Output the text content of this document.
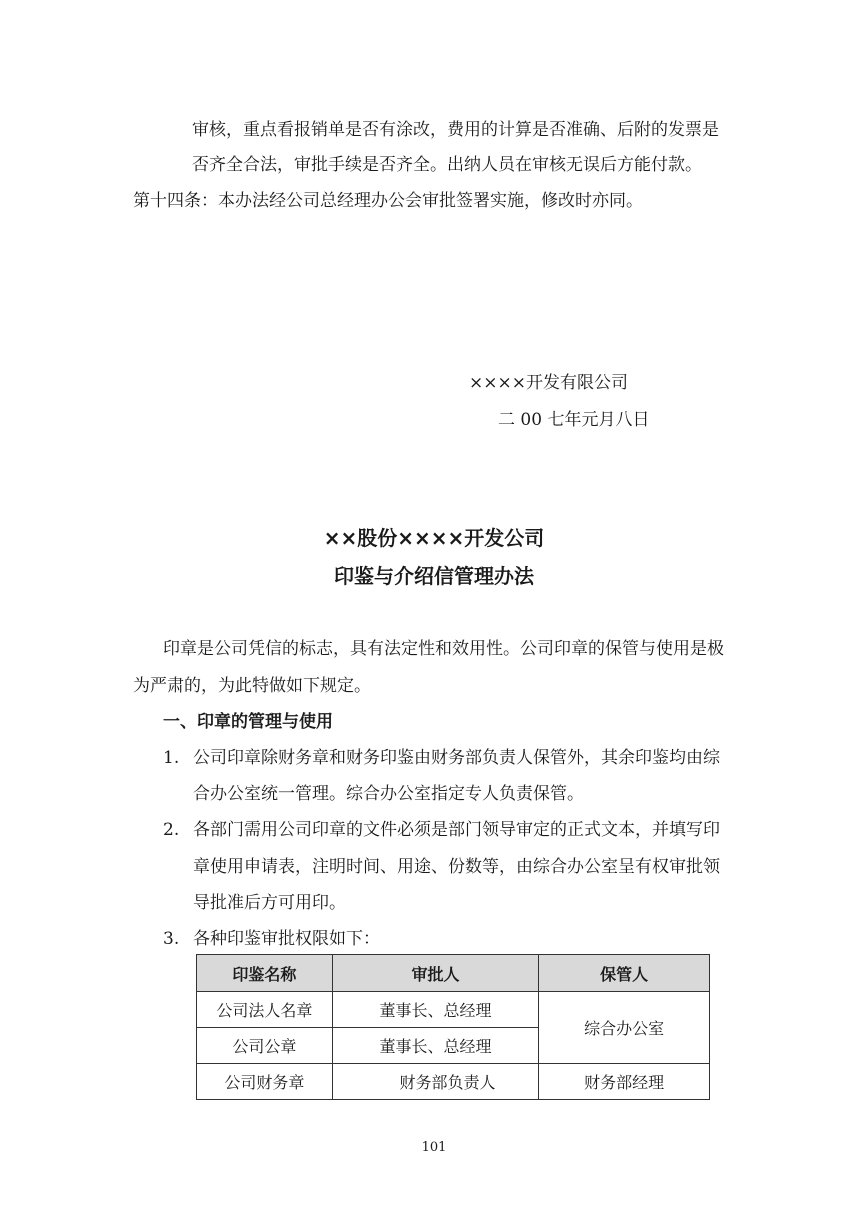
审核，重点看报销单是否有涂改，费用的计算是否准确、后附的发票是
否齐全合法，审批手续是否齐全。出纳人员在审核无误后方能付款。
第十四条：本办法经公司总经理办公会审批签署实施，修改时亦同。
××××开发有限公司
二 00 七年元月八日
××股份××××开发公司
印鉴与介绍信管理办法
印章是公司凭信的标志，具有法定性和效用性。公司印章的保管与使用是极
为严肃的，为此特做如下规定。
一、印章的管理与使用
1. 公司印章除财务章和财务印鉴由财务部负责人保管外，其余印鉴均由综
合办公室统一管理。综合办公室指定专人负责保管。
2. 各部门需用公司印章的文件必须是部门领导审定的正式文本，并填写印
章使用申请表，注明时间、用途、份数等，由综合办公室呈有权审批领
导批准后方可用印。
3. 各种印鉴审批权限如下：
印鉴名称	审批人	保管人
公司法人名章	董事长、总经理	综合办公室
公司公章	董事长、总经理	
公司财务章	财务部负责人	财务部经理
101
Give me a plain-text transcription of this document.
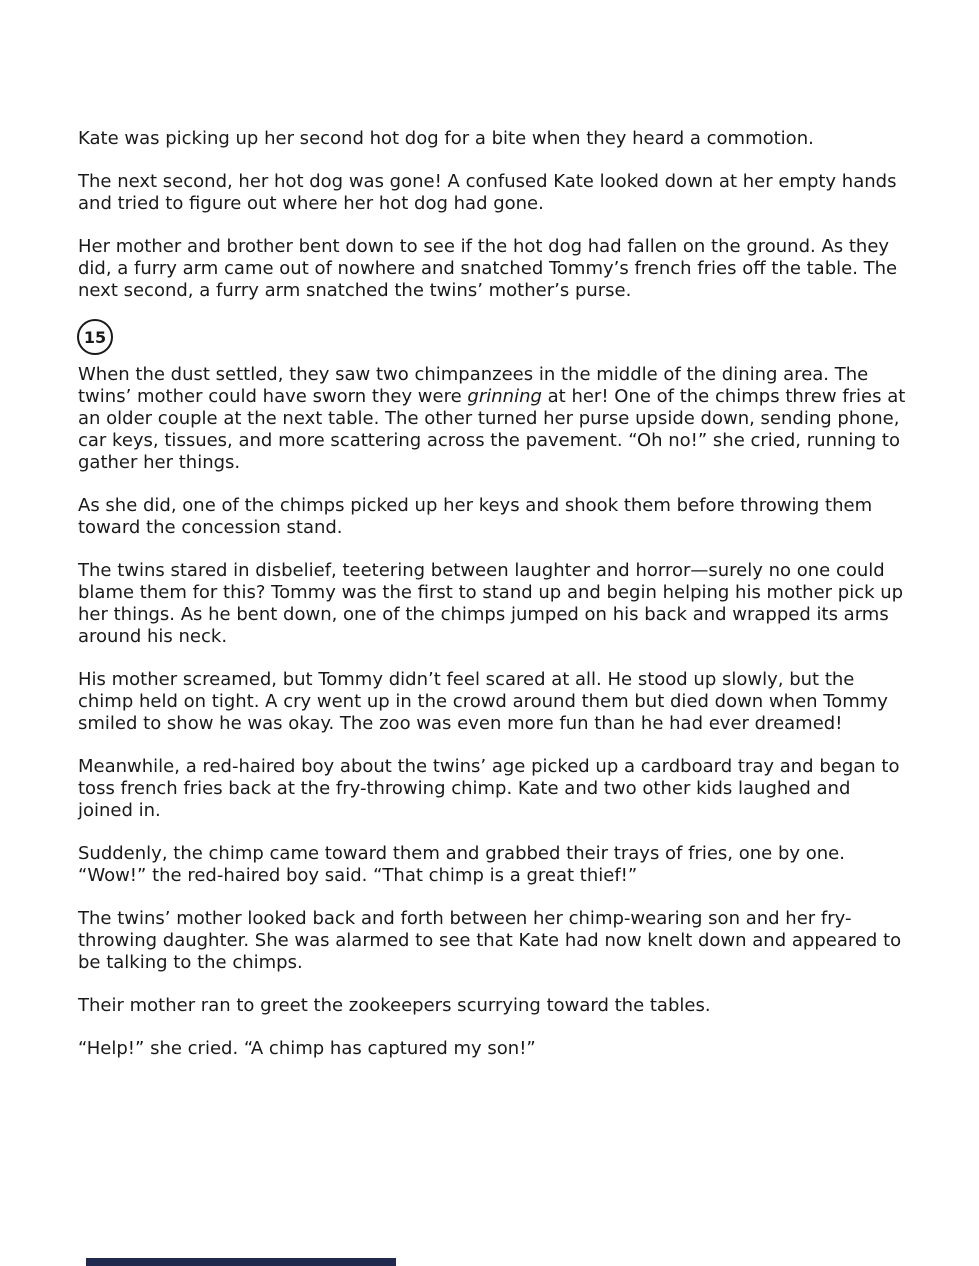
Kate was picking up her second hot dog for a bite when they heard a commotion.

The next second, her hot dog was gone! A confused Kate looked down at her empty hands and tried to figure out where her hot dog had gone.

Her mother and brother bent down to see if the hot dog had fallen on the ground. As they did, a furry arm came out of nowhere and snatched Tommy’s french fries off the table. The next second, a furry arm snatched the twins’ mother’s purse.

15

When the dust settled, they saw two chimpanzees in the middle of the dining area. The twins’ mother could have sworn they were grinning at her! One of the chimps threw fries at an older couple at the next table. The other turned her purse upside down, sending phone, car keys, tissues, and more scattering across the pavement. “Oh no!” she cried, running to gather her things.

As she did, one of the chimps picked up her keys and shook them before throwing them toward the concession stand.

The twins stared in disbelief, teetering between laughter and horror—surely no one could blame them for this? Tommy was the first to stand up and begin helping his mother pick up her things. As he bent down, one of the chimps jumped on his back and wrapped its arms around his neck.

His mother screamed, but Tommy didn’t feel scared at all. He stood up slowly, but the chimp held on tight. A cry went up in the crowd around them but died down when Tommy smiled to show he was okay. The zoo was even more fun than he had ever dreamed!

Meanwhile, a red-haired boy about the twins’ age picked up a cardboard tray and began to toss french fries back at the fry-throwing chimp. Kate and two other kids laughed and joined in.

Suddenly, the chimp came toward them and grabbed their trays of fries, one by one. “Wow!” the red-haired boy said. “That chimp is a great thief!”

The twins’ mother looked back and forth between her chimp-wearing son and her fry-throwing daughter. She was alarmed to see that Kate had now knelt down and appeared to be talking to the chimps.

Their mother ran to greet the zookeepers scurrying toward the tables.

“Help!” she cried. “A chimp has captured my son!”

Set task: Copy all lines of the material above where the string "next" occurs.

Task answer:
The next second, her hot dog was gone! A confused Kate looked down at her empty hands and tried to figure out where her hot dog had gone.
Her mother and brother bent down to see if the hot dog had fallen on the ground. As they did, a furry arm came out of nowhere and snatched Tommy’s french fries off the table. The next second, a furry arm snatched the twins’ mother’s purse.
When the dust settled, they saw two chimpanzees in the middle of the dining area. The twins’ mother could have sworn they were grinning at her! One of the chimps threw fries at an older couple at the next table. The other turned her purse upside down, sending phone, car keys, tissues, and more scattering across the pavement. “Oh no!” she cried, running to gather her things.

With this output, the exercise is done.